* [WORK TO COMPLETE] Write out each line in which the string "seguridad" is present.

* [ENTRIES SUPPLIED]
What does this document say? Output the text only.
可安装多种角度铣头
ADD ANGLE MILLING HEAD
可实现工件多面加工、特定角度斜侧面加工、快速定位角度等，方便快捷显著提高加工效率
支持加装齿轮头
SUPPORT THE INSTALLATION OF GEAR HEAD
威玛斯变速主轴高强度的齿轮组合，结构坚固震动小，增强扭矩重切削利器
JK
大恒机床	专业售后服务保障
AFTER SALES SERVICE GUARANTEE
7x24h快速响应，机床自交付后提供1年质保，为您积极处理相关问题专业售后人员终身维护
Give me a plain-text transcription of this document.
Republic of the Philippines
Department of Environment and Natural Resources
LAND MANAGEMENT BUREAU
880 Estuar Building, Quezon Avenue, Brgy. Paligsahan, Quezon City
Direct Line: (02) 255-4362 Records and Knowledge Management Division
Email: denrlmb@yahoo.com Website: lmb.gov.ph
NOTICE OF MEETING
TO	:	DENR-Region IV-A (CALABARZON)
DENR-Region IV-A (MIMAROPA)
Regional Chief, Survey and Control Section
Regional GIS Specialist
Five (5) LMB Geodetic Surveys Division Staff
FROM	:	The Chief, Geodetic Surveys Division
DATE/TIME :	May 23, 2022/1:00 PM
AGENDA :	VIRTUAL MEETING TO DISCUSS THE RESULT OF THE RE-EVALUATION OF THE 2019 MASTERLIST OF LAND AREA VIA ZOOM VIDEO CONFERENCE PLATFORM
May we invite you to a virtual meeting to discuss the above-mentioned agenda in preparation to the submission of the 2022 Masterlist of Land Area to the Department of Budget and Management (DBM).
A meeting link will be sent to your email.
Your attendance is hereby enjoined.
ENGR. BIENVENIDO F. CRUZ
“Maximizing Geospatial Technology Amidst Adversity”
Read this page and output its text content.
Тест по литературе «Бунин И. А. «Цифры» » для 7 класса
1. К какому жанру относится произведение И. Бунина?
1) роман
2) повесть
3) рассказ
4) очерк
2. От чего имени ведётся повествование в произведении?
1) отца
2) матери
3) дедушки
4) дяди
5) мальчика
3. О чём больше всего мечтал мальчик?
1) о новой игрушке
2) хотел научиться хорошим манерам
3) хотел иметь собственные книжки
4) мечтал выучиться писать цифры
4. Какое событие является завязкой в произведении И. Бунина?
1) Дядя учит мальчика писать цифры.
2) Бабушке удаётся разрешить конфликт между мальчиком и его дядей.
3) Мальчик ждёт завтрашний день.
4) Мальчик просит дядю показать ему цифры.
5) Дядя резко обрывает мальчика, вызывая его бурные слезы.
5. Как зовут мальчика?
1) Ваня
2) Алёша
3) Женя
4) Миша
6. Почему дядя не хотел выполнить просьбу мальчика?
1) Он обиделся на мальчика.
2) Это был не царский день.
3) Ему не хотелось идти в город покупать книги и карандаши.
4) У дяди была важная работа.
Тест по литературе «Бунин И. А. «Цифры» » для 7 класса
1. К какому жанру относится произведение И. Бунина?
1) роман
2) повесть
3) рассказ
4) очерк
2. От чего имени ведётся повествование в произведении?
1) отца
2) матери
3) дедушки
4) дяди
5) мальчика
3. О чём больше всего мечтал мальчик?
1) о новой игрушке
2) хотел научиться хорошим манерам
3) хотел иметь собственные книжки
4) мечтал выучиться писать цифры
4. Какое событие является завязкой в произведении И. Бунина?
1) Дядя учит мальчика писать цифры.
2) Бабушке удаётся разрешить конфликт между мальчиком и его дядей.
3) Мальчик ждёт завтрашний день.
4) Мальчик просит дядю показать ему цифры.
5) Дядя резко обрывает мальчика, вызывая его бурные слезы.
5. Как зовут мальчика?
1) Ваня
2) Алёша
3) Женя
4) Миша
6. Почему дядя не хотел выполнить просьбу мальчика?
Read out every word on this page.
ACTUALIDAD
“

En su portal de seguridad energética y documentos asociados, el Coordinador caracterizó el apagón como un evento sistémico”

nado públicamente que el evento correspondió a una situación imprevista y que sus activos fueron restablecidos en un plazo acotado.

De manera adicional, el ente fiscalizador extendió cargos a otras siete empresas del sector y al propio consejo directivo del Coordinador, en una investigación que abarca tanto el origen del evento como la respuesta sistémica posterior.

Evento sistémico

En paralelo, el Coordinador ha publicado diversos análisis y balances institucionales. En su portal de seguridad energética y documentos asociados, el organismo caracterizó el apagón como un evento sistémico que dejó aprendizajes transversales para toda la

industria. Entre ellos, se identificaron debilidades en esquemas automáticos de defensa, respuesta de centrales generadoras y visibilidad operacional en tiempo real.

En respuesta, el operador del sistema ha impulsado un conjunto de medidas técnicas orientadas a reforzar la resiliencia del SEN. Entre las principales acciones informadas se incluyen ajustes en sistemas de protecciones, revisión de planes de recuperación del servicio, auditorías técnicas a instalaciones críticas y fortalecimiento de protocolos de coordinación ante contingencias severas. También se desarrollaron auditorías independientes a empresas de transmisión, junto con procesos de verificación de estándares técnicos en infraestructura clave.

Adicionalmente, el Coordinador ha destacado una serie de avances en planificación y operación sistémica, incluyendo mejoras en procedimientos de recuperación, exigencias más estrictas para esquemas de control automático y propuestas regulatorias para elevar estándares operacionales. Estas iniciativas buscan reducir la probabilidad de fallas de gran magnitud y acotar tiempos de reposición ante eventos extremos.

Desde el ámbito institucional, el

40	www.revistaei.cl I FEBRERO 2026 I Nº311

* [RESPONSE TO THE EXERCISE]
En su portal de seguridad energética y documentos asociados, el Coordinador caracterizó el apagón como un evento sistémico”
En paralelo, el Coordinador ha publicado diversos análisis y balances institucionales. En su portal de seguridad energética y documentos asociados, el organismo caracterizó el apagón como un evento sistémico que dejó aprendizajes transversales para toda la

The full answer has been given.